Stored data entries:
--- BEGIN ---

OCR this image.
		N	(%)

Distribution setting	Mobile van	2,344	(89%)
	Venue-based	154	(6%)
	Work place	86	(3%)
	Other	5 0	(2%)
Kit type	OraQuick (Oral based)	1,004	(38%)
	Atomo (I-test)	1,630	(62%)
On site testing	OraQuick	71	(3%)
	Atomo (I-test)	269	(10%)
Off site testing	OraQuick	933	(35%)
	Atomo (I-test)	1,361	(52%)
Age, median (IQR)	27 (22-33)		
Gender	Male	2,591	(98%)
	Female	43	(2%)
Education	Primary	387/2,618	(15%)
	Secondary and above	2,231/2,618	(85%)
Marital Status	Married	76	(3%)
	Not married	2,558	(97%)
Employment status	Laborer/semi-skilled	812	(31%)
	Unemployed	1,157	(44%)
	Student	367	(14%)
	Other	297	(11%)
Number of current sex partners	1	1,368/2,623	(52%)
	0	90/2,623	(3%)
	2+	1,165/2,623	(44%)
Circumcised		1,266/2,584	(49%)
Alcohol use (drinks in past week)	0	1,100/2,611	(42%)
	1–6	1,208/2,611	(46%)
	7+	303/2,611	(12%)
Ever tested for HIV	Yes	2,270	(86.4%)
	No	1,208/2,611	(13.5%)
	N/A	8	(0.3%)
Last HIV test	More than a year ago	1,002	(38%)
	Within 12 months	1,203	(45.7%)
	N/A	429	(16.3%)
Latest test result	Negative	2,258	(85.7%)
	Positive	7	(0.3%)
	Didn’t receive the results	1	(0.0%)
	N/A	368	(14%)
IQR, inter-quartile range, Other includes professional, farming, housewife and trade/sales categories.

--- END ---

- **EXERCISE**
In the lines above, find each one with "Atomo" and list it.

- **RESPONSE FOR THIS EXERCISE**
	Atomo (I-test)	1,630	(62%)
	Atomo (I-test)	269	(10%)
	Atomo (I-test)	1,361	(52%)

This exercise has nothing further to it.